(Dataset rows about figures)
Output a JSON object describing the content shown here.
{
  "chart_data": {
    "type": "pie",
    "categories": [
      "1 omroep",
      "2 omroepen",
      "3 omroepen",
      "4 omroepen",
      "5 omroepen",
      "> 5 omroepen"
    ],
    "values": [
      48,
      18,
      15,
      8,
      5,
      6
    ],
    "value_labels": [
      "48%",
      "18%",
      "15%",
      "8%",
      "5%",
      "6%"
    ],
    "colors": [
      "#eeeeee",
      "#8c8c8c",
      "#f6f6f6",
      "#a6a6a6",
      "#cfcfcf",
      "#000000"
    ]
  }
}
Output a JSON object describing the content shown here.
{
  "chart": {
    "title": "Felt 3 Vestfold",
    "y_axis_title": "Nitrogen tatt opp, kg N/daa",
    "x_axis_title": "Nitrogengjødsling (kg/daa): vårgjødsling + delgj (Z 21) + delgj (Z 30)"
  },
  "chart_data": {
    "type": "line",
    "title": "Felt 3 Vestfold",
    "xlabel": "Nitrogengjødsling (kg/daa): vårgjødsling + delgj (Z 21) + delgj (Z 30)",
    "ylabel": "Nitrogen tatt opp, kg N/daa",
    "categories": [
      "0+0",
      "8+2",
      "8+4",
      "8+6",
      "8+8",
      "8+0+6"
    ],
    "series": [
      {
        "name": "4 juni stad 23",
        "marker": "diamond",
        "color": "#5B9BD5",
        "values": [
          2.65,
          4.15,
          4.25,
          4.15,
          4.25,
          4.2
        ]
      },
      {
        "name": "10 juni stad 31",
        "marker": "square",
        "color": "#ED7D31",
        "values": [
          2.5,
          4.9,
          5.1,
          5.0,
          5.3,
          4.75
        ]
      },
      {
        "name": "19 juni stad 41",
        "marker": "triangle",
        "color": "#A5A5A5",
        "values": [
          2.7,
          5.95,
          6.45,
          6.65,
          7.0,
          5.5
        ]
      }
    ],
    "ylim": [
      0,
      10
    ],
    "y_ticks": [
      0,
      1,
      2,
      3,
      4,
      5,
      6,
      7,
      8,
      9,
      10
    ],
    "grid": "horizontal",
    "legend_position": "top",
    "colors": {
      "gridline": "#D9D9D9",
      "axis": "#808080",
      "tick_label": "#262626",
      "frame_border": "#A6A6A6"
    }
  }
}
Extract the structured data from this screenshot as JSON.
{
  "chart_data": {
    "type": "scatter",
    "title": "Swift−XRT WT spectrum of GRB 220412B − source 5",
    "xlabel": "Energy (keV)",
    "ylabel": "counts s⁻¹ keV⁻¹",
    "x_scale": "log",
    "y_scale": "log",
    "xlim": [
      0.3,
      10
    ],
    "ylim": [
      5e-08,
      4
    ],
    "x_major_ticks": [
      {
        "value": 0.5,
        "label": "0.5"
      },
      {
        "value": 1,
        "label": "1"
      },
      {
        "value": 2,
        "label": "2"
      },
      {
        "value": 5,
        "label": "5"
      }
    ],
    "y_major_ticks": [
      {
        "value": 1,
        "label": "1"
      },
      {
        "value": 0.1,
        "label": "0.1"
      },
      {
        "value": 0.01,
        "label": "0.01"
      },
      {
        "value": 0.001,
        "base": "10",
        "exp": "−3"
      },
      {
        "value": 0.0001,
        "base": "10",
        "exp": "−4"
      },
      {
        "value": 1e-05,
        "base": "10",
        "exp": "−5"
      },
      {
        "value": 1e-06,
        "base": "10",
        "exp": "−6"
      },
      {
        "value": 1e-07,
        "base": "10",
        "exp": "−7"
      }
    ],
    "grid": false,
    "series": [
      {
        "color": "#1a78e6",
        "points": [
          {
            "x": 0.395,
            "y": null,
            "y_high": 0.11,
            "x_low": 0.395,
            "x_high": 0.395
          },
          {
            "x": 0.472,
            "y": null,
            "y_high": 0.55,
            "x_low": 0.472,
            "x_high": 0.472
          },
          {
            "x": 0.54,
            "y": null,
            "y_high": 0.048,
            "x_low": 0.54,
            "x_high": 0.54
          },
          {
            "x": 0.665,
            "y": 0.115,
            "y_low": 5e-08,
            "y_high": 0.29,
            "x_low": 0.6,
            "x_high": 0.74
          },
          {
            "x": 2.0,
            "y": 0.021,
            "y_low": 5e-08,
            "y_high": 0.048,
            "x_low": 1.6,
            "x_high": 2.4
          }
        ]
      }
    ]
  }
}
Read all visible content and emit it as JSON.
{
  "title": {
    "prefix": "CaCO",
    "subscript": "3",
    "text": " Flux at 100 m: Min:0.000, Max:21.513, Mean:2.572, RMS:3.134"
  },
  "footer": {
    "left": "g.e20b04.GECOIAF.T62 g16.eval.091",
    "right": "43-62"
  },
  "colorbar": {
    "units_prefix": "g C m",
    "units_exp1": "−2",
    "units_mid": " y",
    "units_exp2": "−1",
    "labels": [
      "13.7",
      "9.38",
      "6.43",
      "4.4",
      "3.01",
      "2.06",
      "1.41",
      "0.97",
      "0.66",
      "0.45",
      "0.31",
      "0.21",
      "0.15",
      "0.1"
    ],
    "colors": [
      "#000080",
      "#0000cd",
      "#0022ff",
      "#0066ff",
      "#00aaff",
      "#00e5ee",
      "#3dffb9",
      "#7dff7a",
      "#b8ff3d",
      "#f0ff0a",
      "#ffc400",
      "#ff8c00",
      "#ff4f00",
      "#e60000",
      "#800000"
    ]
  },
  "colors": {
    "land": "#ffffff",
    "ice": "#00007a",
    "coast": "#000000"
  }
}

> **Directions for this task**:
Copy out exactly the lines from the line with "Read all visible content and emit it as JSON." to the end of the listing, including both of those lines, and give nothing else.

> **The reply**:
Read all visible content and emit it as JSON.
{
  "title": {
    "prefix": "CaCO",
    "subscript": "3",
    "text": " Flux at 100 m: Min:0.000, Max:21.513, Mean:2.572, RMS:3.134"
  },
  "footer": {
    "left": "g.e20b04.GECOIAF.T62 g16.eval.091",
    "right": "43-62"
  },
  "colorbar": {
    "units_prefix": "g C m",
    "units_exp1": "−2",
    "units_mid": " y",
    "units_exp2": "−1",
    "labels": [
      "13.7",
      "9.38",
      "6.43",
      "4.4",
      "3.01",
      "2.06",
      "1.41",
      "0.97",
      "0.66",
      "0.45",
      "0.31",
      "0.21",
      "0.15",
      "0.1"
    ],
    "colors": [
      "#000080",
      "#0000cd",
      "#0022ff",
      "#0066ff",
      "#00aaff",
      "#00e5ee",
      "#3dffb9",
      "#7dff7a",
      "#b8ff3d",
      "#f0ff0a",
      "#ffc400",
      "#ff8c00",
      "#ff4f00",
      "#e60000",
      "#800000"
    ]
  },
  "colors": {
    "land": "#ffffff",
    "ice": "#00007a",
    "coast": "#000000"
  }
}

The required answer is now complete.